**** Data supplied ****

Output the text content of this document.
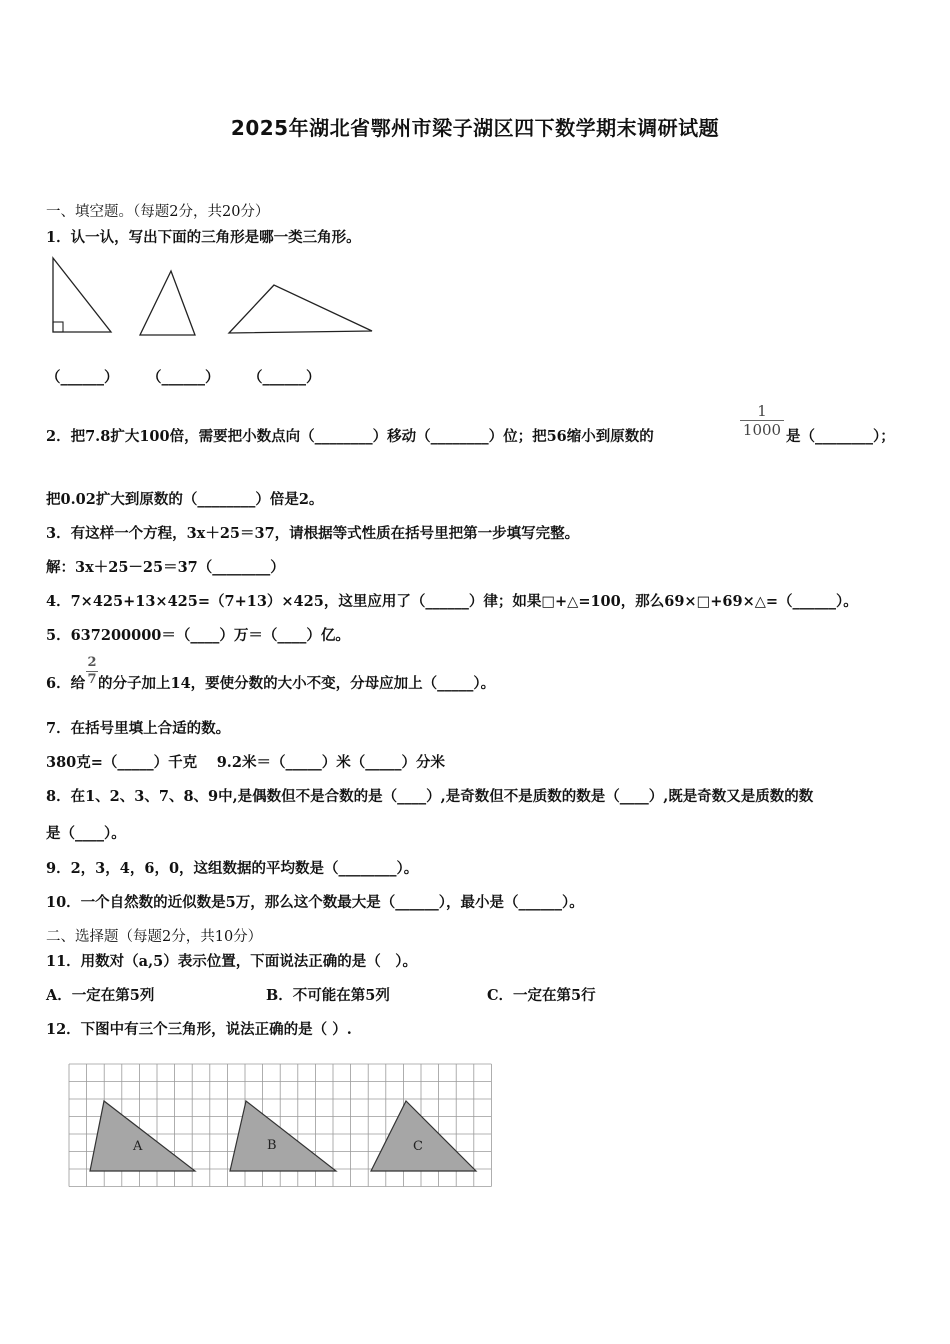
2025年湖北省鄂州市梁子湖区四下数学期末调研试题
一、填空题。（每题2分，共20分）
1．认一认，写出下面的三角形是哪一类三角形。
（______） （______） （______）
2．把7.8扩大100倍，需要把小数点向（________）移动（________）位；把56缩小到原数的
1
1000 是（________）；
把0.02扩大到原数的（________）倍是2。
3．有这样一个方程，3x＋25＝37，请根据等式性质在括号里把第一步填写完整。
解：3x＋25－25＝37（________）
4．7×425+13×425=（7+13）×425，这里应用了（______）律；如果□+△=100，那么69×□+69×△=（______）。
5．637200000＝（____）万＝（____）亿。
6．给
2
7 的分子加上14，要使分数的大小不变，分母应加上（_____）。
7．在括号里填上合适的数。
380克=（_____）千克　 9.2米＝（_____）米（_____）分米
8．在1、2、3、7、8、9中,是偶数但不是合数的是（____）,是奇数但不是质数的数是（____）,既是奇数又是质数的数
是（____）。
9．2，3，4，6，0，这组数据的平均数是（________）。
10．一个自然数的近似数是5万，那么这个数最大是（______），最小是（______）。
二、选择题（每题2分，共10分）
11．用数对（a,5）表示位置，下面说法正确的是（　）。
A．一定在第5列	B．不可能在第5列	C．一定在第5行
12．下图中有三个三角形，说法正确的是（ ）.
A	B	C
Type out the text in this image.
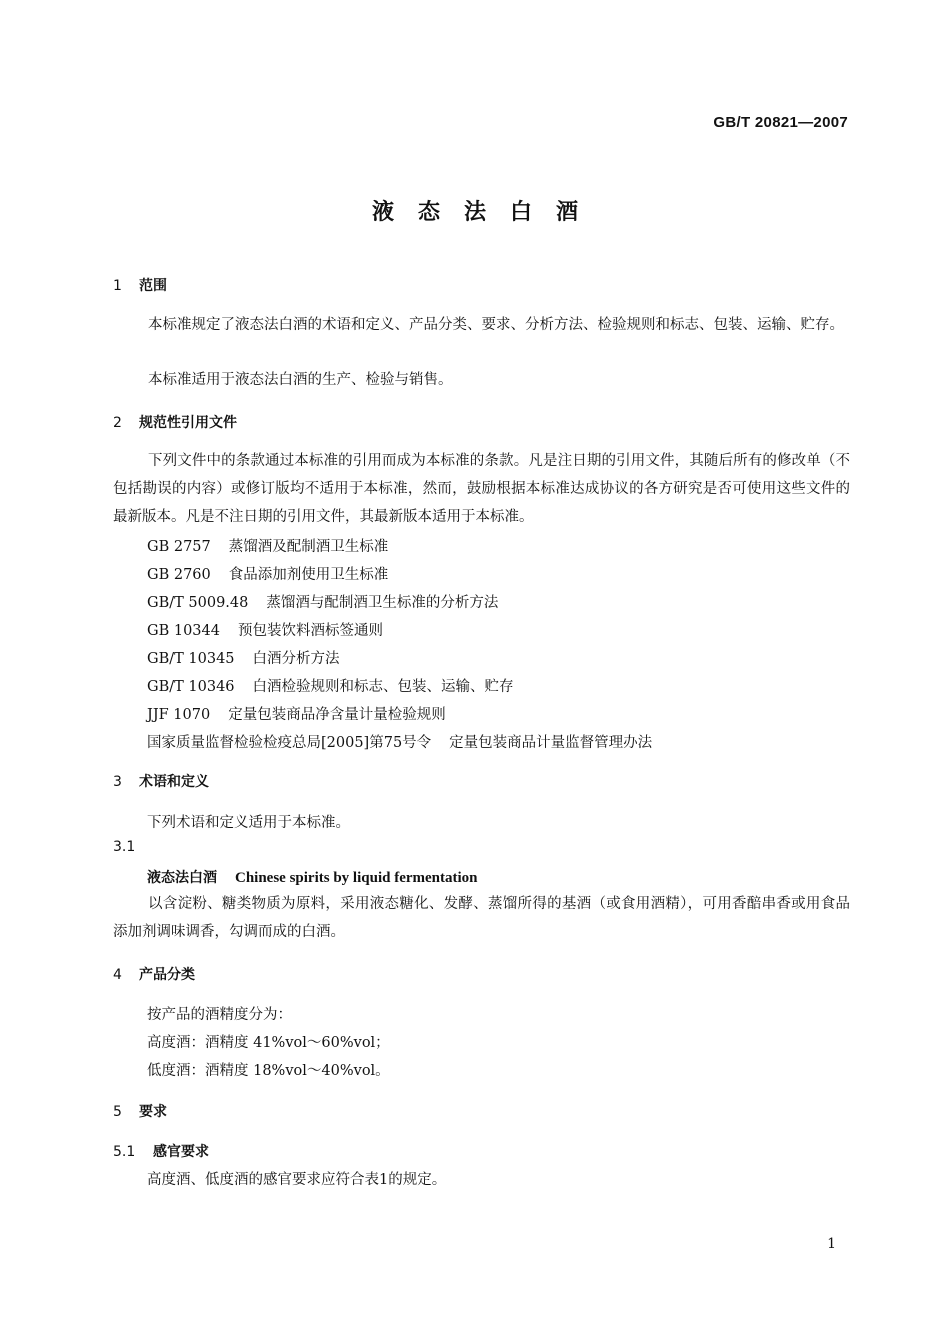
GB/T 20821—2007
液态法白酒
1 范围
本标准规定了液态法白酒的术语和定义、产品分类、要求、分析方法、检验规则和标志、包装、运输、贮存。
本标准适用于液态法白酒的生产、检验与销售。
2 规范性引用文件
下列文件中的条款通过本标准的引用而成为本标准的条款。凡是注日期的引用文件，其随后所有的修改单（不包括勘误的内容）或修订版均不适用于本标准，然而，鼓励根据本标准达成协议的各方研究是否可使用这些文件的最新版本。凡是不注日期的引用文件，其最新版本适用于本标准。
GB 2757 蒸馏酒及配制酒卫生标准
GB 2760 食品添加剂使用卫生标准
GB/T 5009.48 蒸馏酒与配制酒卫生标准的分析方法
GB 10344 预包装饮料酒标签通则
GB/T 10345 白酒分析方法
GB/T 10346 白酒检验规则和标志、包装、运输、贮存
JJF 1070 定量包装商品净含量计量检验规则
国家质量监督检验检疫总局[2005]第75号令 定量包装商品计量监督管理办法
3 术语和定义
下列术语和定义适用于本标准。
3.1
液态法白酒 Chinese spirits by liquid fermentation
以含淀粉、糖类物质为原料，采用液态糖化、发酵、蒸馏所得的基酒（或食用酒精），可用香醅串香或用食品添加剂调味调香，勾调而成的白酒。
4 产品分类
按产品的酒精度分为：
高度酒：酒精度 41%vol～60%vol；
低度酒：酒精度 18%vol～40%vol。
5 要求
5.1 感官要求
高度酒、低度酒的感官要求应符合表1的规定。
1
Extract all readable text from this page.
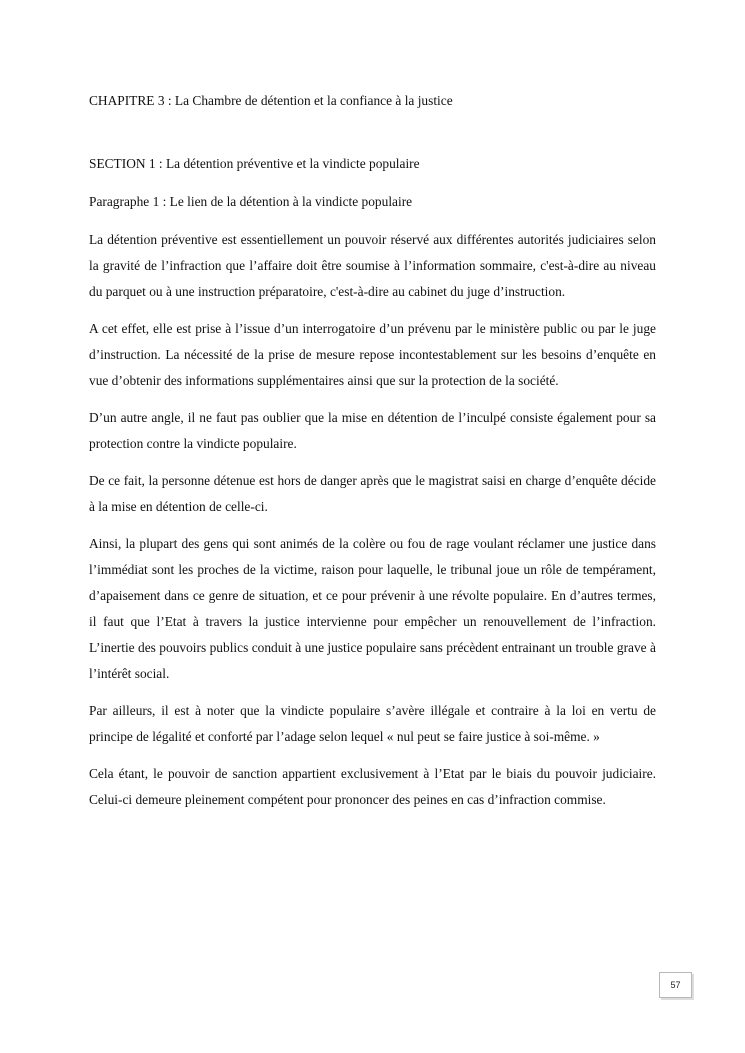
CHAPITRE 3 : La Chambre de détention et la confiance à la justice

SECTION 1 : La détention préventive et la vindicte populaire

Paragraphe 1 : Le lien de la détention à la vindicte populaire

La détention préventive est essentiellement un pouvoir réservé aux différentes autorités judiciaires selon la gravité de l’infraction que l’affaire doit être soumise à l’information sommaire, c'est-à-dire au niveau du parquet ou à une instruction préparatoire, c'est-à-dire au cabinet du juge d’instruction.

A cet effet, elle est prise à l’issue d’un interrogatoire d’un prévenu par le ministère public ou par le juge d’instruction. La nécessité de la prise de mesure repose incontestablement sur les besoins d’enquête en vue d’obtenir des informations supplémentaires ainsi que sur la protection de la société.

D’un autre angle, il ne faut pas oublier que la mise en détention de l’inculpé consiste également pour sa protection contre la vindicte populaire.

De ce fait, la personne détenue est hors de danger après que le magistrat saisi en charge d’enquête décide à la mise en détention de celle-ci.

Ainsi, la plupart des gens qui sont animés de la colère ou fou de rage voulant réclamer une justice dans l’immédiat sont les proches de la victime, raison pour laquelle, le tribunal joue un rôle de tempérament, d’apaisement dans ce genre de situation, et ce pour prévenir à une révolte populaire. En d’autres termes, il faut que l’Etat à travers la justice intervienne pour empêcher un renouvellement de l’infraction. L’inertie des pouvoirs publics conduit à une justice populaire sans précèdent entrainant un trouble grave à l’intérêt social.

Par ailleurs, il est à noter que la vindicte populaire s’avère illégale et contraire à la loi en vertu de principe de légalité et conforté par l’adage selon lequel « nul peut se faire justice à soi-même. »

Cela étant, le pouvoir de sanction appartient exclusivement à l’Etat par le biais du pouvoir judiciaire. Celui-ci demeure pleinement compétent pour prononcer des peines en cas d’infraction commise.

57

****

Task prompt: From the listing above, collect each line in which the string "text" appears.

Correct result:
Output the text content of this document.
Type out the text in this image.
Extract all readable text from this page.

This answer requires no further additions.